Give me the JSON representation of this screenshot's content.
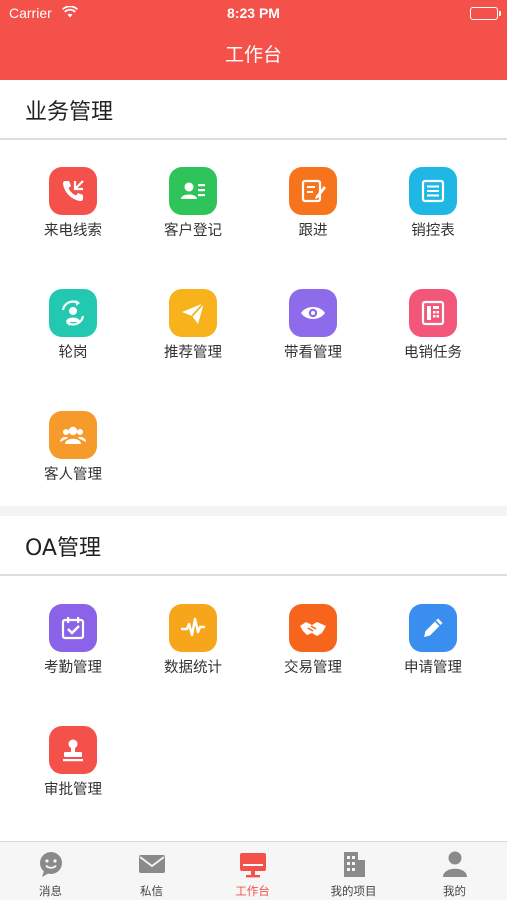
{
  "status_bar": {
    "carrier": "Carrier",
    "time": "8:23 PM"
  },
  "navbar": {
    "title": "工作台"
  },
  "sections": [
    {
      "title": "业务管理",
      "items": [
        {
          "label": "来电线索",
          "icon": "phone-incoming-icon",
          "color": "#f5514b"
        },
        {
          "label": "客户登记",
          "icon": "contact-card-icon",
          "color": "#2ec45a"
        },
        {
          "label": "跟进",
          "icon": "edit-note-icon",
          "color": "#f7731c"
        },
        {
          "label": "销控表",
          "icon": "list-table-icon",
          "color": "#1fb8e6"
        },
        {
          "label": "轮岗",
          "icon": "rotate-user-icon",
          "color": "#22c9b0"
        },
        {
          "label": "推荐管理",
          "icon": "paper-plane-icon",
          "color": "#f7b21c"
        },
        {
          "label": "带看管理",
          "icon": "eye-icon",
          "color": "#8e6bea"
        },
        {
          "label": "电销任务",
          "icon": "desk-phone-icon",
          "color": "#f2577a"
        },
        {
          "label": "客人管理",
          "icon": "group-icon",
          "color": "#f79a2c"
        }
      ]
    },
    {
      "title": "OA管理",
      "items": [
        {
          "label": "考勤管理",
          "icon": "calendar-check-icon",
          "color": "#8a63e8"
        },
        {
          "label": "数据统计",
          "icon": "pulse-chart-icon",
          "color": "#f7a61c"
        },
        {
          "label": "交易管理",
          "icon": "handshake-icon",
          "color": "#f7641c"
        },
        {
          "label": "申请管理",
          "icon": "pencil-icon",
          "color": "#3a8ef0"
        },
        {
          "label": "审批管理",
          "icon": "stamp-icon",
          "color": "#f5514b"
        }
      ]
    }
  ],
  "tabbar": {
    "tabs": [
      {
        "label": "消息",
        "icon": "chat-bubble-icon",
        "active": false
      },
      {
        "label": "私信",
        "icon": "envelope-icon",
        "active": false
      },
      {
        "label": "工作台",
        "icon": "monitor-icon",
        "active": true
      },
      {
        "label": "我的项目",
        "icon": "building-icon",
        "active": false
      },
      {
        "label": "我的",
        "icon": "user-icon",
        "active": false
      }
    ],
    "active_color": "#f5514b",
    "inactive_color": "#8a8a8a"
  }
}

---

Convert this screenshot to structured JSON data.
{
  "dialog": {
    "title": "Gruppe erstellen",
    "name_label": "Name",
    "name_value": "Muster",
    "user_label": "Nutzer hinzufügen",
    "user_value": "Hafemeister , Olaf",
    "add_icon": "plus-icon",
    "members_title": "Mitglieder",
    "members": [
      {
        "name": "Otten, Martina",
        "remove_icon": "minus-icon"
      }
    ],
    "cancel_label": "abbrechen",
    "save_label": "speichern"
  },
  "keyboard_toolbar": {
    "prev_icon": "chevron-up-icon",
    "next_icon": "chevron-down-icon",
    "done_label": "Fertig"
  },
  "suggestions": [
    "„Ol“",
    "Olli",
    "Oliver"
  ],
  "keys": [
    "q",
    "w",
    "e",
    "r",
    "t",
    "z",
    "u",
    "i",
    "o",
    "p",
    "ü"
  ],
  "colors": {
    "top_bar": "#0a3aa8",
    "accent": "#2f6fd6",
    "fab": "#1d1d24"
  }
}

» **What the task asks**
Identify each line in the entries with the word "phone" and copy it.

» **Solution**
          "icon": "phone-incoming-icon",
          "icon": "desk-phone-icon",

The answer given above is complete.